═════ Trecho selecionado
1. Potência geopolítica ou Potência em Desenvolvimento Social?

Iniciamos nossa escala como potência mundial – e continuamos destilando nosso “complexo de vira-lata” ou apenas nosso PIB cresceu frente à crise mundial momentânea?
Esta reflexão vem tomando espaço nas discussões entre economistas e jornalistas e, por algum motivo, ainda não envolveu sociólogos brasileiros.
O debate parece motivado pela consolidação do conceito de BRIC, desenvolvido pelo economista Jim O'Neill, do banco de investimentos Goldman Sachs (em 2001). Mas também pela consolidação do G20 (em substituição ao G7) como fórum mundial de regulação e pacto entre nações sobre a agenda fundamental a ser observada pelos países. Também contou a vitória do Brasil na disputa pela sede das Olimpíadas 2016. E, ainda, a compra de aviões de caça, que fez do Brasil uma noiva cobiçada pela França, EUA e Canadá. A guarida do Brasil ao Presidente deposto de Honduras, papel de intervenção internacional que cabia até então aos EUA, foi outro fato marcante da atual conjuntura. E, finalmente, o IDH se mantendo no patamar de país desenvolvido.
══════════
O pedido - Indique se cada afirmação a seguir está de acordo com o trecho selecionado, respondendo sim ou não e citando literalmente as palavras decisivas do trecho: (a) o conceito de BRIC foi desenvolvido em 2001 por um economista do Goldman Sachs; (b) sociólogos brasileiros já participam dessa reflexão; (c) o G20 substituiu o G8 como fórum mundial.
═════ Informações fornecidas
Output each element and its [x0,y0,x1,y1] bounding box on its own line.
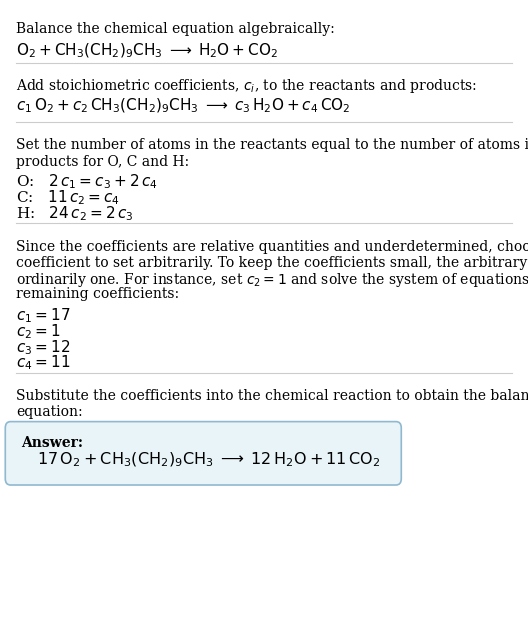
══════════
Resposta completa -
(a) Sim: "desenvolvido pelo economista Jim O'Neill, do banco de investimentos Goldman Sachs (em 2001)"
(b) Não: "ainda não envolveu sociólogos brasileiros"
(c) Não: "(em substituição ao G7)"